• **DOCUMENT SEGMENT**:
The following table sets forth certain information regarding beneficial ownership of our common stock as of March 25, 2011.

  
by each person who is known by us to beneficially own more than 5% of our common stock;
  
by each of our officers and directors; and
  
by all of our officers and directors as a group.

NAME AND ADDRESS
OF OWNER (1)
 
TITLE OF
CLASS
 
NUMBER OF
SHARES OWNED (2)
 
PERCENTAGE OF
CLASS (3)
             
Michael H. Neufeld (4)
 
Common Stock
 
20,110,098 (5)
 
50.37%
             
William L. Sudderth (4)
 
Common Stock
 
20,035,098 (6)
 
50.22%
             
Richard A. Lindermanis
 
Common Stock
 
2,425,595 (7)
 
7.16%
             
Alan Gelfand
 
Common Stock
 
525,000 (8)
 
1.54%
             
David J. Moss
 
Common Stock
 
600,000 (9)
 
1.76%
             
All Officers and Directors
 
Common Stock
 
29,017,538 (10)
 
70.48%
As a Group (5 persons)
           
             
Teton Royalty Ltd. (4)
 
Common Stock
 
10,478,253 (11)
 
26.42%
             
TR Energy, Inc. (12)
 
Common Stock
 
4,200,000
 
12.48%

* Less than 1%.

(1) The address is c/o Pegasi Energy Resources Corporation, 218 N. Broadway, Suite 204, Tyler, Texas 75702.

(2) Beneficial Ownership is determined in accordance with the rules of the SEC and generally includes voting or investment power with respect to securities. Shares of common stock subject to options or warrants currently exercisable or convertible, or exercisable or convertible within 60 days of March 25, 2011 are deemed outstanding for computing the percentage of the person holding such option or warrant but are not deemed outstanding for computing the percentage of any other person.

(3) Based upon 33,660,801 shares issued and outstanding on March 25, 2011.

(4) Messrs. Neufeld and Sudderth are co-owners, executive officers and directors of Teton Royalty Ltd.

• **COLLECTED MATERIAL**:
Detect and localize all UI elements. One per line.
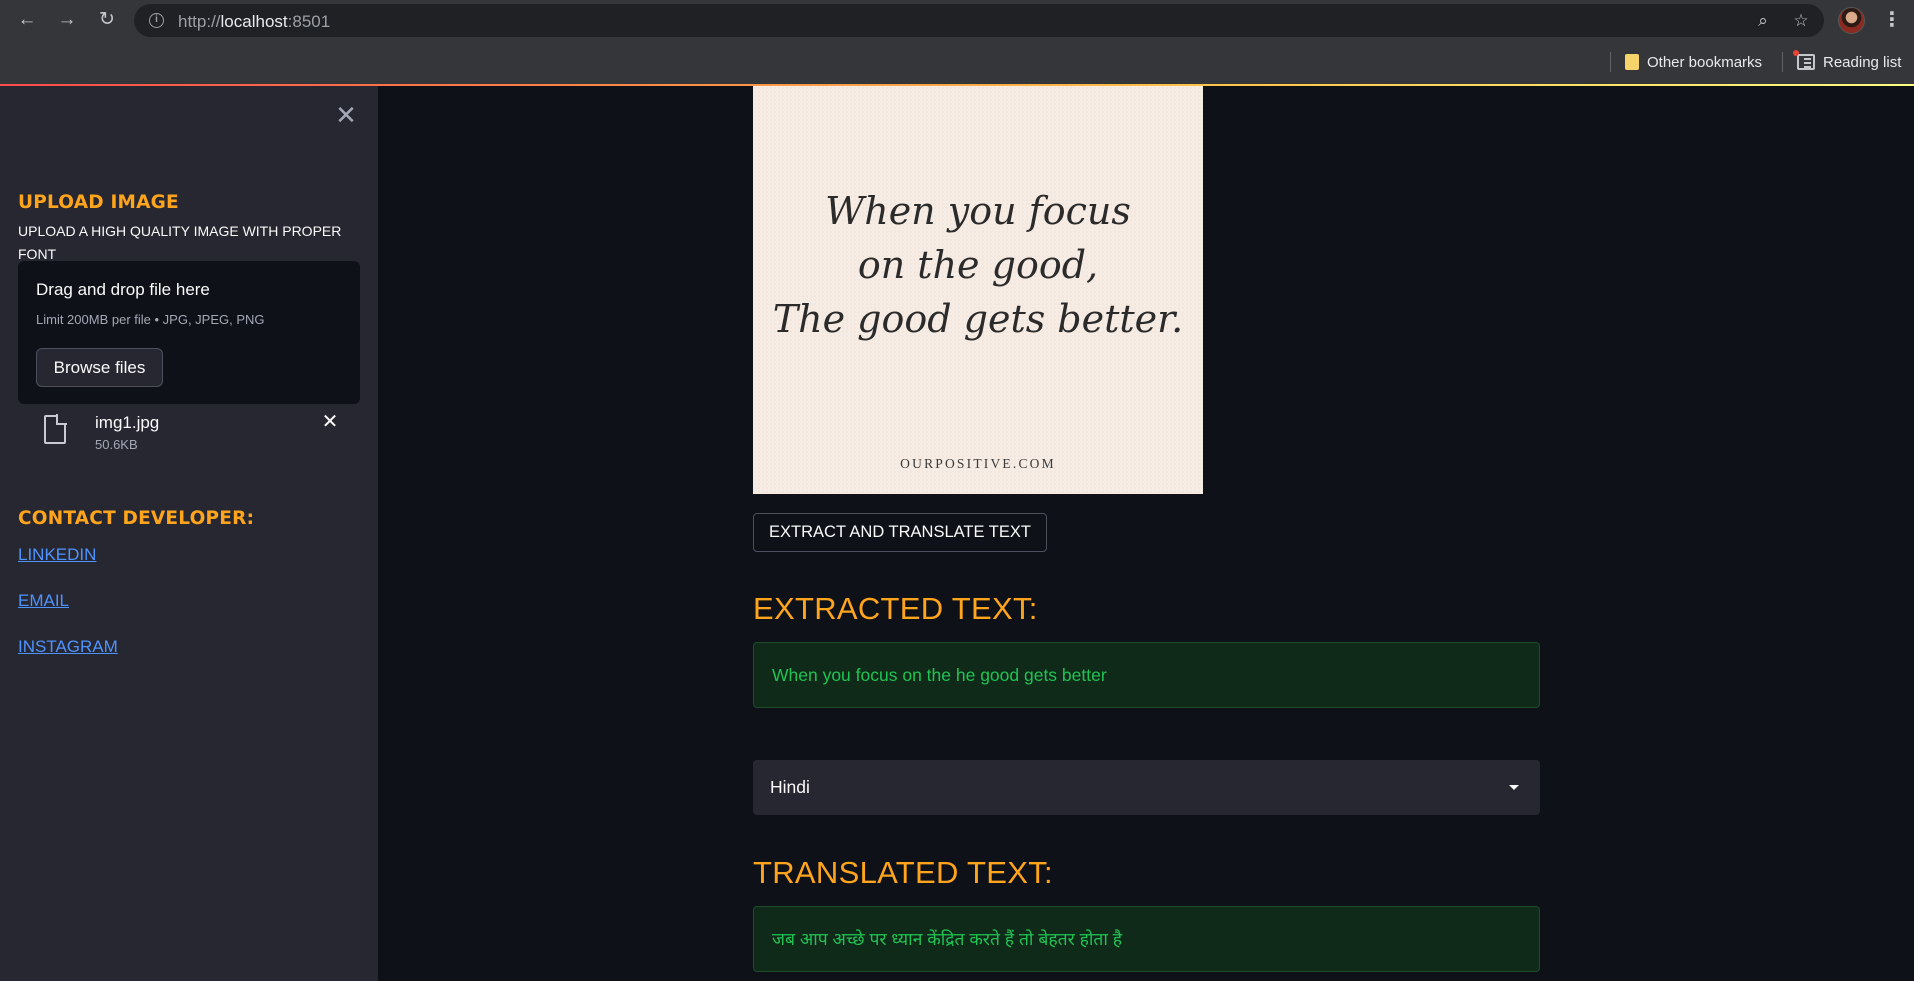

• **YOUR GOAL**: Continue the beneficial ownership section on the common stock from where it stops.

• **RESPONSE FOR THIS EXERCISE**:
(5) Includes 25,000 shares of common stock underlying warrants and 238,095 shares of common stock underlying options that are currently exercisable or exercisable within 60 days.  Also includes 4,200,000 shares of common stock held by TR Energy, Inc., 4,480,000 shares of common stock held by Teton Royalty Ltd., 52,500 shares of common stock underlying warrants held by Teton Royalty Ltd. and 5,945,753 shares of common stock issuable upon conversion of debt held by Teton Royalty Ltd.  Mr. Neufeld disclaims 50% of the shares held by Teton Royalty Ltd., which corresponds to his 50% ownership interest in the entity.

(6) Includes 238,095 shares of common stock underlying options that are currently exercisable or exercisable within 60 days.  Also includes 4,200,000 shares of common stock held by TR Energy, Inc., 4,480,000 shares of common stock held by Teton Royalty Ltd., 52,500 shares of common stock underlying warrants held by Teton Royalty Ltd. and 5,945,753 shares of common stock issuable upon conversion of debt held by Teton Royalty Ltd.  Mr. Sudderth disclaims 50% of the shares held by Teton Royalty Ltd., which corresponds to his 50% ownership interest in the entity.

(7) Represents shares held by the Lindermanis Family Living Trust of which Mr. Lindermanis is a trustee.  Includes 238,095 shares of common stock underlying options that are currently exercisable or exercisable within 60 days.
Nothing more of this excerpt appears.